═════ DATA SUPPLIED ═════

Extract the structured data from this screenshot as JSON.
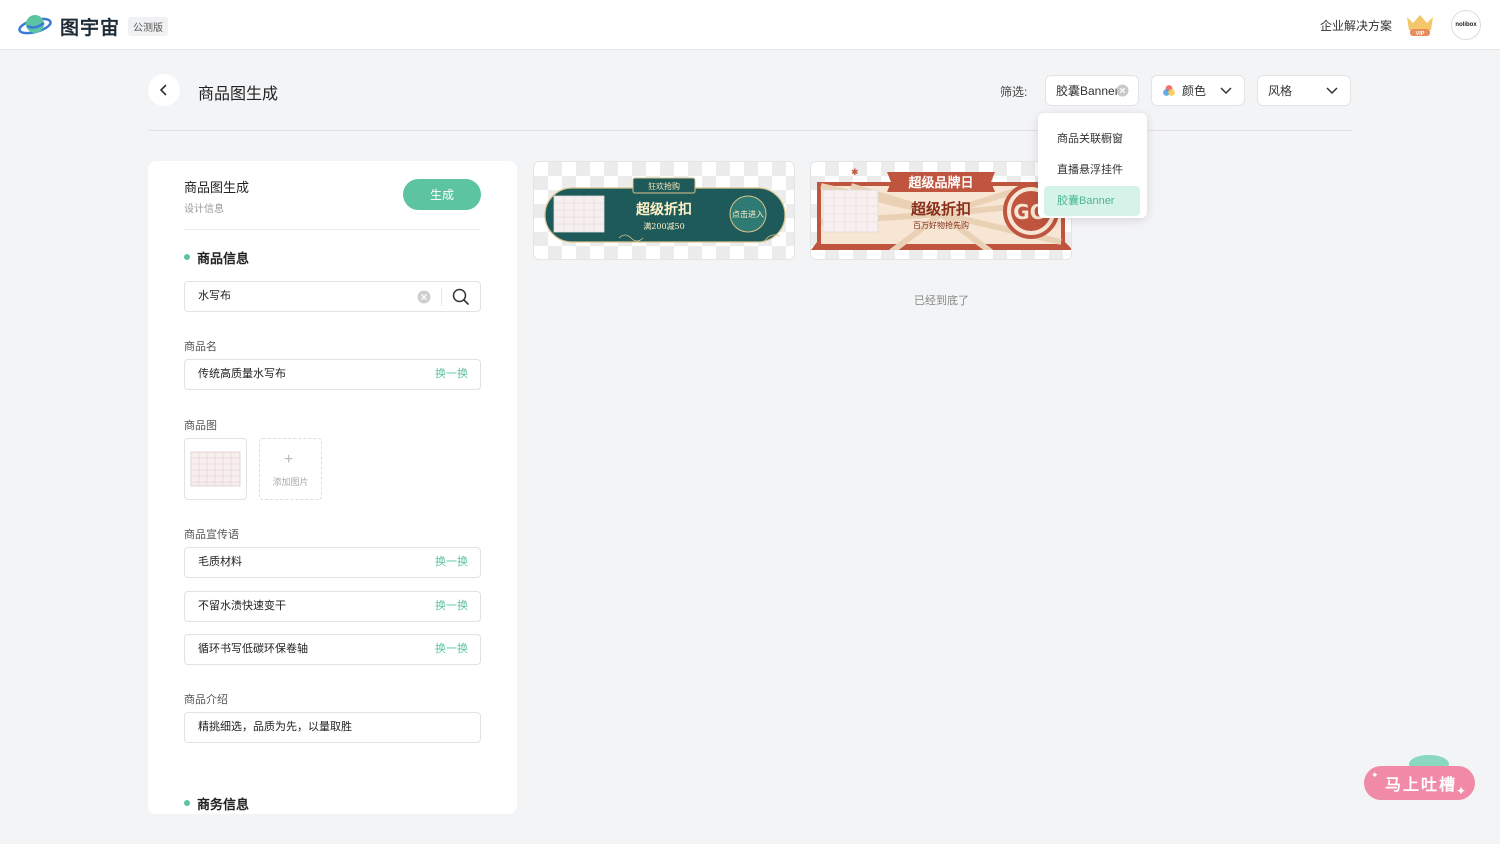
{
  "topbar": {
    "brand": "图宇宙",
    "badge": "公测版",
    "enterprise_link": "企业解决方案",
    "vip_label": "VIP",
    "avatar_text": "nolibox"
  },
  "header": {
    "title": "商品图生成",
    "filter_label": "筛选:",
    "filter_type": "胶囊Banner",
    "filter_color": "颜色",
    "filter_style": "风格"
  },
  "dropdown": {
    "items": [
      "商品关联橱窗",
      "直播悬浮挂件",
      "胶囊Banner"
    ],
    "selected": "胶囊Banner"
  },
  "panel": {
    "title": "商品图生成",
    "subtitle": "设计信息",
    "generate": "生成",
    "section_product": "商品信息",
    "search_value": "水写布",
    "name_label": "商品名",
    "name_value": "传统高质量水写布",
    "swap": "换一换",
    "image_label": "商品图",
    "add_image": "添加图片",
    "slogan_label": "商品宣传语",
    "slogans": [
      "毛质材料",
      "不留水渍快速变干",
      "循环书写低碳环保卷轴"
    ],
    "intro_label": "商品介绍",
    "intro_value": "精挑细选，品质为先，以量取胜",
    "section_business": "商务信息"
  },
  "results": {
    "card1": {
      "tag": "狂欢抢购",
      "headline": "超级折扣",
      "subline": "满200减50",
      "button": "点击进入"
    },
    "card2": {
      "tag": "超级品牌日",
      "headline": "超级折扣",
      "subline": "百万好物抢先购",
      "go": "GO"
    },
    "end_text": "已经到底了"
  },
  "feedback": {
    "label": "马上吐槽"
  },
  "colors": {
    "accent": "#5cc4a0",
    "card1_bg": "#1f5a5a",
    "card2_red": "#c0553f",
    "feedback": "#f08aa6"
  }
}
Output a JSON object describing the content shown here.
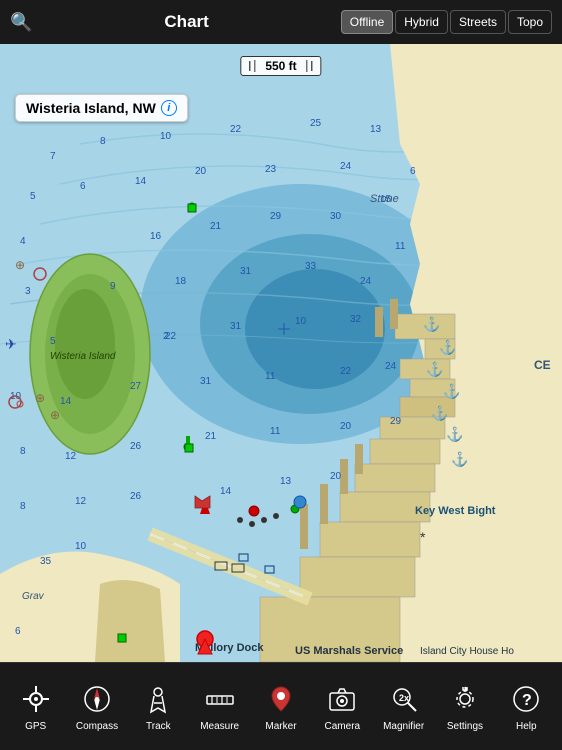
{
  "header": {
    "title": "Chart",
    "search_icon": "🔍",
    "modes": [
      {
        "label": "Offline",
        "active": true
      },
      {
        "label": "Hybrid",
        "active": false
      },
      {
        "label": "Streets",
        "active": false
      },
      {
        "label": "Topo",
        "active": false
      }
    ]
  },
  "map": {
    "distance_label": "550 ft",
    "location_label": "Wisteria Island, NW",
    "key_west_label": "Key West Bight",
    "mallory_dock_label": "Mallory Dock",
    "us_marshals_label": "US Marshals Service",
    "island_city_label": "Island City House Ho",
    "wisteria_island_label": "Wisteria Island",
    "stone_label": "Stone",
    "gravy_label": "Grav"
  },
  "toolbar": {
    "items": [
      {
        "label": "GPS",
        "icon": "📍"
      },
      {
        "label": "Compass",
        "icon": "🧭"
      },
      {
        "label": "Track",
        "icon": "🚶"
      },
      {
        "label": "Measure",
        "icon": "📏"
      },
      {
        "label": "Marker",
        "icon": "📌"
      },
      {
        "label": "Camera",
        "icon": "📷"
      },
      {
        "label": "Magnifier",
        "icon": "🔍"
      },
      {
        "label": "Settings",
        "icon": "⚙️"
      },
      {
        "label": "Help",
        "icon": "❓"
      }
    ]
  }
}
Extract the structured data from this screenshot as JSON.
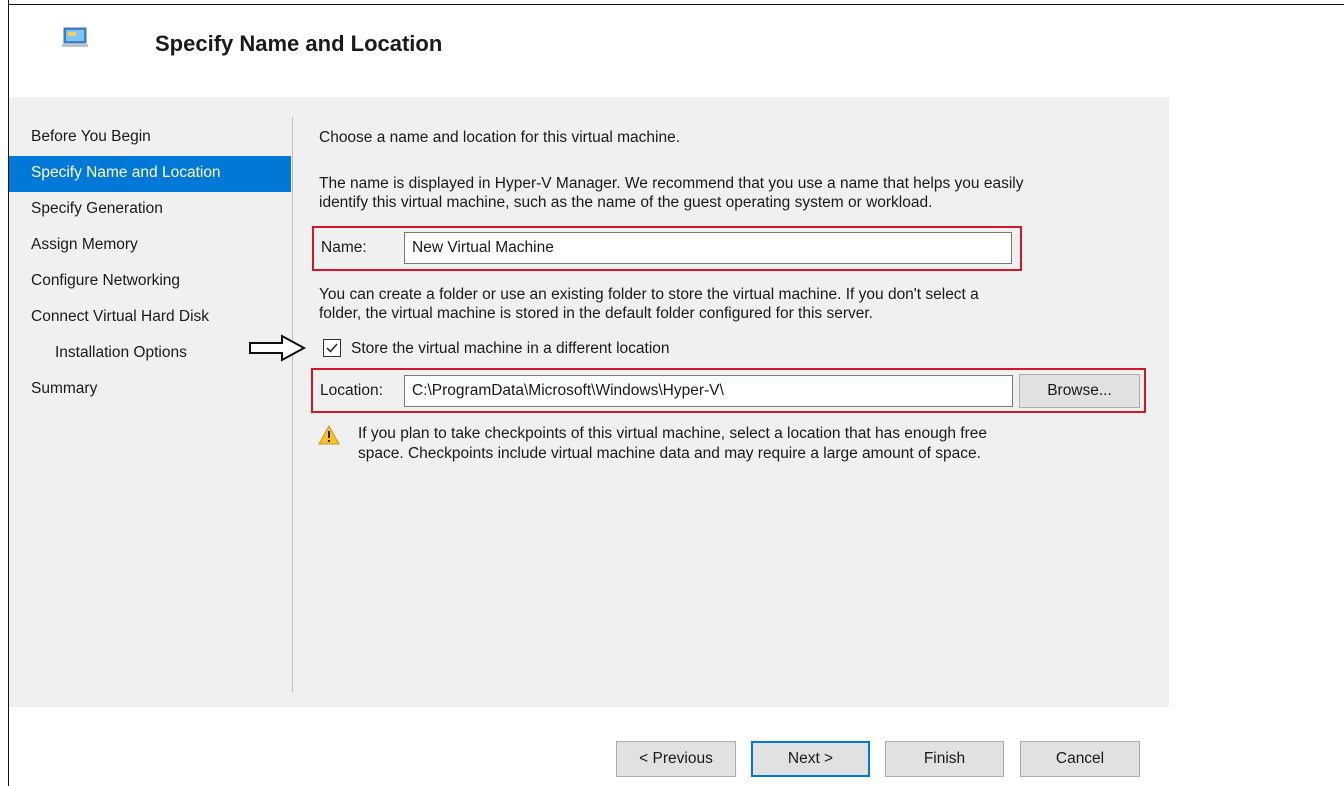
{
  "header": {
    "title": "Specify Name and Location",
    "icon": "virtual-machine-icon"
  },
  "nav": {
    "items": [
      {
        "label": "Before You Begin",
        "active": false,
        "sub": false
      },
      {
        "label": "Specify Name and Location",
        "active": true,
        "sub": false
      },
      {
        "label": "Specify Generation",
        "active": false,
        "sub": false
      },
      {
        "label": "Assign Memory",
        "active": false,
        "sub": false
      },
      {
        "label": "Configure Networking",
        "active": false,
        "sub": false
      },
      {
        "label": "Connect Virtual Hard Disk",
        "active": false,
        "sub": false
      },
      {
        "label": "Installation Options",
        "active": false,
        "sub": true
      },
      {
        "label": "Summary",
        "active": false,
        "sub": false
      }
    ]
  },
  "main": {
    "intro": "Choose a name and location for this virtual machine.",
    "name_help_1": "The name is displayed in Hyper-V Manager. We recommend that you use a name that helps you easily",
    "name_help_2": "identify this virtual machine, such as the name of the guest operating system or workload.",
    "name_label": "Name:",
    "name_value": "New Virtual Machine",
    "folder_help_1": "You can create a folder or use an existing folder to store the virtual machine. If you don't select a",
    "folder_help_2": "folder, the virtual machine is stored in the default folder configured for this server.",
    "store_checkbox_label": "Store the virtual machine in a different location",
    "store_checked": true,
    "location_label": "Location:",
    "location_value": "C:\\ProgramData\\Microsoft\\Windows\\Hyper-V\\",
    "browse_label": "Browse...",
    "warning_1": "If you plan to take checkpoints of this virtual machine, select a location that has enough free",
    "warning_2": "space. Checkpoints include virtual machine data and may require a large amount of space."
  },
  "footer": {
    "previous_label": "< Previous",
    "next_label": "Next >",
    "finish_label": "Finish",
    "cancel_label": "Cancel"
  },
  "colors": {
    "accent": "#0078d7",
    "highlight_box": "#d0182a",
    "panel": "#f0f0f0"
  }
}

═════

* _WHAT IS REQUIRED_
From the data above, copy each line that has the string "this".

* _ANSWER BELOW_
Extract the structured data from this screenshot as JSON.
Extract the structured data from this screenshot as JSON.
    "intro": "Choose a name and location for this virtual machine.",
    "name_help_2": "identify this virtual machine, such as the name of the guest operating system or workload.",
    "folder_help_2": "folder, the virtual machine is stored in the default folder configured for this server.",
    "warning_1": "If you plan to take checkpoints of this virtual machine, select a location that has enough free",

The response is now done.